• What is expected: Looking through the listing, how many of its lines hold the word "JSON"? Answer with only the number.

(Raw records)
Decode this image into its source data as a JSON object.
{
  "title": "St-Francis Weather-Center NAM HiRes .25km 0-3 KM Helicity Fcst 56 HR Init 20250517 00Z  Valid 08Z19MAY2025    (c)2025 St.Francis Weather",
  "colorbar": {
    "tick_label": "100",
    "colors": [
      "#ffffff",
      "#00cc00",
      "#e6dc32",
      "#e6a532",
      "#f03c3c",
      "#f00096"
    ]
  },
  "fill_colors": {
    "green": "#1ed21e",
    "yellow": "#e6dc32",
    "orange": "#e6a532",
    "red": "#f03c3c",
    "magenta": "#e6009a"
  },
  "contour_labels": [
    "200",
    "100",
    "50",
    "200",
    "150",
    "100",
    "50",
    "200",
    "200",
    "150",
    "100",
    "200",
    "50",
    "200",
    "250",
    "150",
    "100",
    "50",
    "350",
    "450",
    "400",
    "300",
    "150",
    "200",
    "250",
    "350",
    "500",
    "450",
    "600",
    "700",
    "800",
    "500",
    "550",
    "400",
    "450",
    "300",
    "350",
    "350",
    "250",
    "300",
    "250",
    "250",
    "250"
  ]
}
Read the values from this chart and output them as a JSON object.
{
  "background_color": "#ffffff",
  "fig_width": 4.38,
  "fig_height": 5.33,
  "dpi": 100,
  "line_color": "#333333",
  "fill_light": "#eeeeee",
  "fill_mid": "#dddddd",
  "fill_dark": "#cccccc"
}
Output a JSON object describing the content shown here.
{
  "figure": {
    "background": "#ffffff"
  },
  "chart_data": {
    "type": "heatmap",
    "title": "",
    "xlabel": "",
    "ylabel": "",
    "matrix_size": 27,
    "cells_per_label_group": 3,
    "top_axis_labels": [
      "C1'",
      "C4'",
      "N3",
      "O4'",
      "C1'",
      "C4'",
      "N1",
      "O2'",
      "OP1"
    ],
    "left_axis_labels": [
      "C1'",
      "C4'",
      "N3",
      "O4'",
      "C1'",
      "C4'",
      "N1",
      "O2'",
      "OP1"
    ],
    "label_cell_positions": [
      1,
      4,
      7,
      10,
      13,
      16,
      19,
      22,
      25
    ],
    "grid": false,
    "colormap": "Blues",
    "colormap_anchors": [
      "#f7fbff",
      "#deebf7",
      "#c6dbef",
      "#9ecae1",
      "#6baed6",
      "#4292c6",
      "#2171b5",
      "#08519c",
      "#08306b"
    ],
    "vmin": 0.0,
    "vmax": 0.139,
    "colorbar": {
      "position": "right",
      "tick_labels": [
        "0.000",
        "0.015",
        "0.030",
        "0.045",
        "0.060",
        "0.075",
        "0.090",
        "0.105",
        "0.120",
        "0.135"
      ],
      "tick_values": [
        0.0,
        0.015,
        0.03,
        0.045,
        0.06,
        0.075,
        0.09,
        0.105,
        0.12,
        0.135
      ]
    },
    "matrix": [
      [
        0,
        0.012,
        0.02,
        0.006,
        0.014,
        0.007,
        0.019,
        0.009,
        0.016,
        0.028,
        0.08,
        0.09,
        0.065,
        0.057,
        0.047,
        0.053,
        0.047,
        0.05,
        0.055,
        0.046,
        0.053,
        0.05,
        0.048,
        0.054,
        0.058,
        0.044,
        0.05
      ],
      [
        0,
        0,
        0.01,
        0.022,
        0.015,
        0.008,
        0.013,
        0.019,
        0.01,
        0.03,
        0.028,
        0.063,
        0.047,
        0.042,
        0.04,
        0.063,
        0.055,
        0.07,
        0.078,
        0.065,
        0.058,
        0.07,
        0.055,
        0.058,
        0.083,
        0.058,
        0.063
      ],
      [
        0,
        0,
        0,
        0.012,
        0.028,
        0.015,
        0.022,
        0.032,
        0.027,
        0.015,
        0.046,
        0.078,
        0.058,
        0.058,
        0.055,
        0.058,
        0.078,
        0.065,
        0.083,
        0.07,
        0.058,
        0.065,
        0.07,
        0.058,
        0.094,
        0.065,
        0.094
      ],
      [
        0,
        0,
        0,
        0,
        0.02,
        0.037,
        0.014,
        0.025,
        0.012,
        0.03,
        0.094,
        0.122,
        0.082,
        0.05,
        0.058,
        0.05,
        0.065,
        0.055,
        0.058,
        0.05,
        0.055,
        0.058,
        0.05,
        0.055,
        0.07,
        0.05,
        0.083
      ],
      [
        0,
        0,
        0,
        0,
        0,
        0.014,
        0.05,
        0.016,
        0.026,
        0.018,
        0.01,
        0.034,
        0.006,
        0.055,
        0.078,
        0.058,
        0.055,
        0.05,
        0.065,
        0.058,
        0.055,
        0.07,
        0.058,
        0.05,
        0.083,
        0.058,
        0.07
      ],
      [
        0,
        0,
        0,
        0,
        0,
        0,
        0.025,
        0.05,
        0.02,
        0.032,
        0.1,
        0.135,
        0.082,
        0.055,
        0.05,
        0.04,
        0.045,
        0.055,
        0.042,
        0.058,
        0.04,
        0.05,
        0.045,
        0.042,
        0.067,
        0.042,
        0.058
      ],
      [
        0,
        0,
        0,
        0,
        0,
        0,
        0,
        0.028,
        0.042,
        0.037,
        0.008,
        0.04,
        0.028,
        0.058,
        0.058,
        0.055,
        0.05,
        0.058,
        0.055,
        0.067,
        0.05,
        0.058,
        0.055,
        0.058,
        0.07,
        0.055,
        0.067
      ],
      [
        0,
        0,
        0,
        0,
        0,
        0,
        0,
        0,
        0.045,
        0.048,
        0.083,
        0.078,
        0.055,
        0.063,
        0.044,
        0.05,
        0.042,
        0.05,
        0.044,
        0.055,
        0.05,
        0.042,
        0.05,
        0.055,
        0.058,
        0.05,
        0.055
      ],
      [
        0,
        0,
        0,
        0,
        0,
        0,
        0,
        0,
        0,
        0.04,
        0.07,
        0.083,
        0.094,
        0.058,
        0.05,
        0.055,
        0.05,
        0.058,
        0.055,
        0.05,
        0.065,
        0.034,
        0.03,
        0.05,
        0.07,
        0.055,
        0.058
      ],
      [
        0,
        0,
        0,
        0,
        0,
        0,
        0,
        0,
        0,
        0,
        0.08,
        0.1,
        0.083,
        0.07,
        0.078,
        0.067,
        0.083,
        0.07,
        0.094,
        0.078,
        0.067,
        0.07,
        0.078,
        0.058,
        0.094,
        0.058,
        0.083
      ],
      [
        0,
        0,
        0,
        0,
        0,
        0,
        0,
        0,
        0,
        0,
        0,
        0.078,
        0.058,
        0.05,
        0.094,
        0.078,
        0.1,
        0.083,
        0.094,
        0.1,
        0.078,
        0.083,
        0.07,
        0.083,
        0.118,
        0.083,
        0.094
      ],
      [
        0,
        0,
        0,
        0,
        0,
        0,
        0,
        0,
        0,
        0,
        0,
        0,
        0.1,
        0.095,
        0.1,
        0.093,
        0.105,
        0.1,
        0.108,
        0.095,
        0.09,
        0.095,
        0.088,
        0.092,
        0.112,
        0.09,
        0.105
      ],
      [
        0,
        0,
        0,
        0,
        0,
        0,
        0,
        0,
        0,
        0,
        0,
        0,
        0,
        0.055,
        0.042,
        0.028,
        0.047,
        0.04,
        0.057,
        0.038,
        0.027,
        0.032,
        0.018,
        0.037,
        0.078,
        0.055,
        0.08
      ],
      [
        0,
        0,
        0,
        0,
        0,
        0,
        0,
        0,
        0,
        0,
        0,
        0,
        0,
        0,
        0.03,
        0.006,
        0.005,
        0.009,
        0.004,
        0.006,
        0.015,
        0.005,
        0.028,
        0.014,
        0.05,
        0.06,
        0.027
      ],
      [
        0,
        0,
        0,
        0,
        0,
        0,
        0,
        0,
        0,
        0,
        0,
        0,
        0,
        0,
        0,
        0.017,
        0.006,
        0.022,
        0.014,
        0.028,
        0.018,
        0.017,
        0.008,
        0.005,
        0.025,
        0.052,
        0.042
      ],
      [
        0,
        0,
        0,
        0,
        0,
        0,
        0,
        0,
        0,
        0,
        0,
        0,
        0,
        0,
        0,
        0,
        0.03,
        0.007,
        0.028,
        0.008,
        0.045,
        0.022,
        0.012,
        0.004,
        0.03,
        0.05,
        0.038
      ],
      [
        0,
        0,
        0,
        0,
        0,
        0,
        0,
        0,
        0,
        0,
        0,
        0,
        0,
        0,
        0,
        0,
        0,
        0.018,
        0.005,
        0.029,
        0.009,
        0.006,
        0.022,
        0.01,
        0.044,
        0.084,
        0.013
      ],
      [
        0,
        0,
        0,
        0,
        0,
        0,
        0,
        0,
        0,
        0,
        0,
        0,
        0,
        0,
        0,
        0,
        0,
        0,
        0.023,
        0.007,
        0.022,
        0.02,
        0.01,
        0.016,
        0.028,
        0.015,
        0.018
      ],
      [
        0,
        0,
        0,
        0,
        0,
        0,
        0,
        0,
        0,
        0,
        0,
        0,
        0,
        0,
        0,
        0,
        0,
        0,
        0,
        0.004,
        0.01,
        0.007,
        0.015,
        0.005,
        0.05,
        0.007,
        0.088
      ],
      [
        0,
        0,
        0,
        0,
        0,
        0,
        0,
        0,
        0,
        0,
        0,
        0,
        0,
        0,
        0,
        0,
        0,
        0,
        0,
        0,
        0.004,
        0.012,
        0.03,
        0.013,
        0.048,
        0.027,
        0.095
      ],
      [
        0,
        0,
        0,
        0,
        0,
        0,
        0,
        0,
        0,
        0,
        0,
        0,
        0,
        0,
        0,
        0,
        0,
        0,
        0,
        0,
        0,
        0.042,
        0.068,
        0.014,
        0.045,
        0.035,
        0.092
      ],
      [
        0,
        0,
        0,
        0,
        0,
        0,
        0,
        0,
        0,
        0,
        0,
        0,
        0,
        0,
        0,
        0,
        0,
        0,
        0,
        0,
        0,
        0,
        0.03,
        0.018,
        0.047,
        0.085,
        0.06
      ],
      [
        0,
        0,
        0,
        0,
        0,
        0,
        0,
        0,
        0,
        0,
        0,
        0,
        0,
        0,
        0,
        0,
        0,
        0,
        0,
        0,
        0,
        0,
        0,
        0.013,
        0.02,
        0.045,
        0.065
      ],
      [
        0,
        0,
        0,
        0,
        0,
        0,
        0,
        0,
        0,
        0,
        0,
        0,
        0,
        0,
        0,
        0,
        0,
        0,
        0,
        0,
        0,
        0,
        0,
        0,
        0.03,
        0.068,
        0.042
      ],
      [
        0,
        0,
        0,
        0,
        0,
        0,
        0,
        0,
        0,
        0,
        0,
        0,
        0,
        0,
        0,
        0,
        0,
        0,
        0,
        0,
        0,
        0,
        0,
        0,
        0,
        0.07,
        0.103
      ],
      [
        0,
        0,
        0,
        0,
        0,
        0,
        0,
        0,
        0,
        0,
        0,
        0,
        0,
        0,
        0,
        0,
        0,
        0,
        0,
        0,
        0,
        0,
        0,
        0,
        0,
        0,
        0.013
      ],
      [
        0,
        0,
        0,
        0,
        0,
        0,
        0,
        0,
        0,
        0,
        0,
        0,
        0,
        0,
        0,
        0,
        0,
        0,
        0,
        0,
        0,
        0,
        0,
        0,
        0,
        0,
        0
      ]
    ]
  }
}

• Result for this exercise: 3